> _Excerpt_
Barres – probably wooden poles or bars used for turning crabs, when winching small craft onto land.
Basting spoon – spoon used to dribble fat onto meat while it was roasting.
Beetle – a heavy wooden mallet, sometimes referred to as a maul.
Belcony – obsolete spelling of balcony, which probably means a shelf of some kind to hold the glasses referred to – these being status symbols of their time.
Billett[s] – short coppiced ash or oak rods used in the curing of red herrings.
Board Cloathe – tablecloth.
Bonds – formal legal documents authenticating loans of money, with a copy held by each if the people involved.
Boules – variant spelling of bowls referring to the small wooden casks used as floats on drift-nets for catching both herring and mackerel.
Boults – variant spelling of bolts, which were rolls of cloth of varying specific length.
Bushel – former Imperial dry measure of volume equal to eight gallons in capacity. Much used, at one time for measuring grain. The item referred here was probably a wooden or metal container of required size.
Buttrys – the buttery was a ground-floor service-room used originally for the storage of liquids (especially wine and beer) and with its name deriving from Old French boteille, meaning “bottle”. It was originally (in medieval times and in the houses of the rich) next to the kitchen – sometimes becoming integrated with it. The presence of three butteries, here, probably means that they were annexes of some kind to the rear of the house.
Cane stone – probably Caen stone, from Normandy. French limestone highly rated as a building material for appearance and workability.
Chaldron – dry measure used for coal. The Newcastle chaldron weighed 53 stones; the London chaldron was defined as 36 bushels (216 stones). Regular East Coast trade in coal from at least the early 16th century onwards, between Newcastle and Lowestoft, suggests the former weight.

> _Rows_
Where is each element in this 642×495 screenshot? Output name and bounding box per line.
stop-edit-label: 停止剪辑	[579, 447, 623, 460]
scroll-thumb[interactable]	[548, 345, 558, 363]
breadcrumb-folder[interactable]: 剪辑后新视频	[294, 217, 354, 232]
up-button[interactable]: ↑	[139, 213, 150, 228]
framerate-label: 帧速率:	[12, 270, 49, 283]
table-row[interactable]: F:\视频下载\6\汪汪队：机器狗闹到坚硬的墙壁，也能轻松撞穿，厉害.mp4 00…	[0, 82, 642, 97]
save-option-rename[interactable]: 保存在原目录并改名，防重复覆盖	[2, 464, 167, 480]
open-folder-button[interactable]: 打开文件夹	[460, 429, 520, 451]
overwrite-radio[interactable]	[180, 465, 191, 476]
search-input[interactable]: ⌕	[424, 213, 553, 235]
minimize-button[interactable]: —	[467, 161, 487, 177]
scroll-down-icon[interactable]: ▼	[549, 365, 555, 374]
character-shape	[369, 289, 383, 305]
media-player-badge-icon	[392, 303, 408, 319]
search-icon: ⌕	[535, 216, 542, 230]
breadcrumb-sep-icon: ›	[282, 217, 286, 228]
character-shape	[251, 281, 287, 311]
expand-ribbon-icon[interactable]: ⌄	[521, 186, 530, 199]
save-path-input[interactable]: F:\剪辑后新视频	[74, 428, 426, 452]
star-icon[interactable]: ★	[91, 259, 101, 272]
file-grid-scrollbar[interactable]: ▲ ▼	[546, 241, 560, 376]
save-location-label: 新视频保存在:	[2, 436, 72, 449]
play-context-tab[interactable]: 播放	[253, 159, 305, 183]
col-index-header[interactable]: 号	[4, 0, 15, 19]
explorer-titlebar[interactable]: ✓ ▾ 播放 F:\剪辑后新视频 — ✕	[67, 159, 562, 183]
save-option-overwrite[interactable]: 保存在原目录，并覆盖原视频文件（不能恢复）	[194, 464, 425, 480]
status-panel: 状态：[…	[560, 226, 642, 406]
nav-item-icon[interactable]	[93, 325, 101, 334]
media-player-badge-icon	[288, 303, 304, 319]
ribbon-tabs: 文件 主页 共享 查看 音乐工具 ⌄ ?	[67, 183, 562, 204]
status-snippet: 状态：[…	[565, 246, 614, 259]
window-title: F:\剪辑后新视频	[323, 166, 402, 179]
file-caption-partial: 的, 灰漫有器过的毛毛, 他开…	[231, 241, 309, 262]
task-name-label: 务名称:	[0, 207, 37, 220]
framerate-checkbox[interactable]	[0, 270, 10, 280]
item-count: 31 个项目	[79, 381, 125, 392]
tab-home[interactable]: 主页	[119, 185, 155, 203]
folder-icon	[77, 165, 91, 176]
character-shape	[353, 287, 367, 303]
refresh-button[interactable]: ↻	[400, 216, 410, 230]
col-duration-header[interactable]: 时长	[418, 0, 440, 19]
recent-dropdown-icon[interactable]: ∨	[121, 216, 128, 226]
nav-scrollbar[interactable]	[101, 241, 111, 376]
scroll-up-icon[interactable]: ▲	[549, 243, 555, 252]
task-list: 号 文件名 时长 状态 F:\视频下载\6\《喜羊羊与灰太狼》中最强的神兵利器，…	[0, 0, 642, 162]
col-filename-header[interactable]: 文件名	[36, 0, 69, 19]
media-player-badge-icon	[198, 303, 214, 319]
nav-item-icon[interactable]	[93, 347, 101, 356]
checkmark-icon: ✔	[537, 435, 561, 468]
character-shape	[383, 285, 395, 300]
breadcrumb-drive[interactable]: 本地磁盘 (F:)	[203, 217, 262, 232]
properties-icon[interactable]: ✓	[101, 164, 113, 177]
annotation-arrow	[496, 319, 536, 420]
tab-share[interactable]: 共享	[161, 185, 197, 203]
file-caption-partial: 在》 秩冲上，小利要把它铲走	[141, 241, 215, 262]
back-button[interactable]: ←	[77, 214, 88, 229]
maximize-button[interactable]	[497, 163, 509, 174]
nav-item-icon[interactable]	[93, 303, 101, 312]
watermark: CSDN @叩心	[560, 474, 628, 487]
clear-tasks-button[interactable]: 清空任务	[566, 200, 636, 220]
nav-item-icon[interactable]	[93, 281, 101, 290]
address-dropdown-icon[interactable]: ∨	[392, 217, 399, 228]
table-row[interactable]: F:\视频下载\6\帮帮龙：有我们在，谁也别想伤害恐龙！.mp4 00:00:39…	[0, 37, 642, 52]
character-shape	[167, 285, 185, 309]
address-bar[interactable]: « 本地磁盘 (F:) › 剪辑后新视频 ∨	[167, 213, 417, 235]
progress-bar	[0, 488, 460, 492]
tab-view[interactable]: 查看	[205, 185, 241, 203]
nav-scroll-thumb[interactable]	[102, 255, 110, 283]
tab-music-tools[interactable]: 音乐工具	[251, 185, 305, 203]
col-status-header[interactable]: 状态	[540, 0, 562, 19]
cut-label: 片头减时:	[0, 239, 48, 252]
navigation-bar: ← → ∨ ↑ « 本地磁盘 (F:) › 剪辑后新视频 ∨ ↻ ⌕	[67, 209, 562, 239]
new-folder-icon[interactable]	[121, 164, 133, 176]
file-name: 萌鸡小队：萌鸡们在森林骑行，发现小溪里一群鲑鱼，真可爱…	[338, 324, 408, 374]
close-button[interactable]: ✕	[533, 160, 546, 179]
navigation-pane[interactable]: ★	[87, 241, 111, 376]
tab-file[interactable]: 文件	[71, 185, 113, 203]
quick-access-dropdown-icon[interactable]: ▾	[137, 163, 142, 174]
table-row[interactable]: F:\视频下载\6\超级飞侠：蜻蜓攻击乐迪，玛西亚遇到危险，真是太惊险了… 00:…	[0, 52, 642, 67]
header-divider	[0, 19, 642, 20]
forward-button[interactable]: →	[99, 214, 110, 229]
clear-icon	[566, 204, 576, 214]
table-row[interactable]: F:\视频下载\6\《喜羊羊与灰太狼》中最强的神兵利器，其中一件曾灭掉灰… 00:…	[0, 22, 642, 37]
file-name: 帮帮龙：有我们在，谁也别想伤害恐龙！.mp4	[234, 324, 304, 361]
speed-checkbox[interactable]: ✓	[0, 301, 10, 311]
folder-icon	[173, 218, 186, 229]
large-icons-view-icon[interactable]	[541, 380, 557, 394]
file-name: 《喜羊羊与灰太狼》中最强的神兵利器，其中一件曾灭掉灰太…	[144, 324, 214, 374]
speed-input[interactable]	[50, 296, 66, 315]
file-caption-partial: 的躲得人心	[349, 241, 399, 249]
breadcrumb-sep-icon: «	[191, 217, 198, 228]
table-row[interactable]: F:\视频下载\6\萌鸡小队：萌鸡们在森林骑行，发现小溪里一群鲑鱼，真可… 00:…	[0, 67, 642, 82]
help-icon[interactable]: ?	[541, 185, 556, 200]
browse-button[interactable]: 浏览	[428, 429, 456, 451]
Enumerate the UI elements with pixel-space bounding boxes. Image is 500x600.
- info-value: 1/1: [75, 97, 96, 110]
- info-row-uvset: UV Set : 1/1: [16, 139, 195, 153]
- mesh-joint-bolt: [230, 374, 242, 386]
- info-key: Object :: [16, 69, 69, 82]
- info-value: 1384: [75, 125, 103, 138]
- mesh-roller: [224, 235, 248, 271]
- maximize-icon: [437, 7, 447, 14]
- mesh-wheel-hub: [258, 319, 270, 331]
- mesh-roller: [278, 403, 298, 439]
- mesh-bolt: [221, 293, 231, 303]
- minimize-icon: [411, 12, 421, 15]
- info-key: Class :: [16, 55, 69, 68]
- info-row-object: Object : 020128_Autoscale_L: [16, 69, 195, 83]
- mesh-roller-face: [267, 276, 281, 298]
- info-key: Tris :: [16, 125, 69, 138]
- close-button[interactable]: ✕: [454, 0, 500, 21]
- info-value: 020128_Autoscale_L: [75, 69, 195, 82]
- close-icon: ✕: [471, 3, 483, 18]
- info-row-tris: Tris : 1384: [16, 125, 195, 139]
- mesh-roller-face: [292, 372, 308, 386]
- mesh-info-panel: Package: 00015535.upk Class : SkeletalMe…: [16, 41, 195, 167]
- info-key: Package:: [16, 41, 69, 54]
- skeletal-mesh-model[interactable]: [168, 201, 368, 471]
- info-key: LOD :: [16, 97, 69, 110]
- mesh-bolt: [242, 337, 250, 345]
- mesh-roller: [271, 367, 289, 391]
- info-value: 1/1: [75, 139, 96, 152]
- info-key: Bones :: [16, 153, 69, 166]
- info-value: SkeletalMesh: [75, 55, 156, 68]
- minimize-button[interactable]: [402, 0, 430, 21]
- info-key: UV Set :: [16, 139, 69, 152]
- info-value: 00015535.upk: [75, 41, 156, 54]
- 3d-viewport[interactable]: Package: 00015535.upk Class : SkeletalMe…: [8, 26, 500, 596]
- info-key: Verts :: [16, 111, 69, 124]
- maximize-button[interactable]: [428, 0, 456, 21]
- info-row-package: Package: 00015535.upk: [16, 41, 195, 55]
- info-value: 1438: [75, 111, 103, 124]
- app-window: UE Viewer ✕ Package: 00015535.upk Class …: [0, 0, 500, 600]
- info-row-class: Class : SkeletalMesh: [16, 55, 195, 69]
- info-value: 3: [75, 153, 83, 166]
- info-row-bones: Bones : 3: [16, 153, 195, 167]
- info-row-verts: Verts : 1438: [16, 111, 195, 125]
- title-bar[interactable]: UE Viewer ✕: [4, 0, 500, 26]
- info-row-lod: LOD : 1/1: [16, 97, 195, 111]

> _Objectives_
a. Decide whether each statement below agrees with the glossary, and back each yes or no with the deciding words from the glossary, quoted exactly.
(i) A beetle is a heavy wooden mallet that is sometimes called a maul.
(ii) Billets were short rods of coppiced elm.
(iii) The London chaldron was defined as 36 bushels.
b. Update the stretch of the glossary from "Bonds – formal" through "herring and mackerel.", putting "fishing nets" in place of "drift-nets".
c. Answer these questions from the glossary.
(i) From what Old French word does the name of the buttery derive?
(ii) How many gallons does a bushel equal?
(iii) How much did the Newcastle chaldron weigh?

> _Results in order_
a.
(i) Yes: "a heavy wooden mallet, sometimes referred to as a maul."
(ii) No: "short coppiced ash or oak rods used in the curing of red herrings."
(iii) Yes: "the London chaldron was defined as 36 bushels (216 stones)."

b.
Bonds – formal legal documents authenticating loans of money, with a copy held by each if the people involved.
Boules – variant spelling of bowls referring to the small wooden casks used as floats on fishing nets for catching both herring and mackerel.

c.
(i) Boteille, meaning "bottle."
(ii) Eight gallons.
(iii) 53 stones.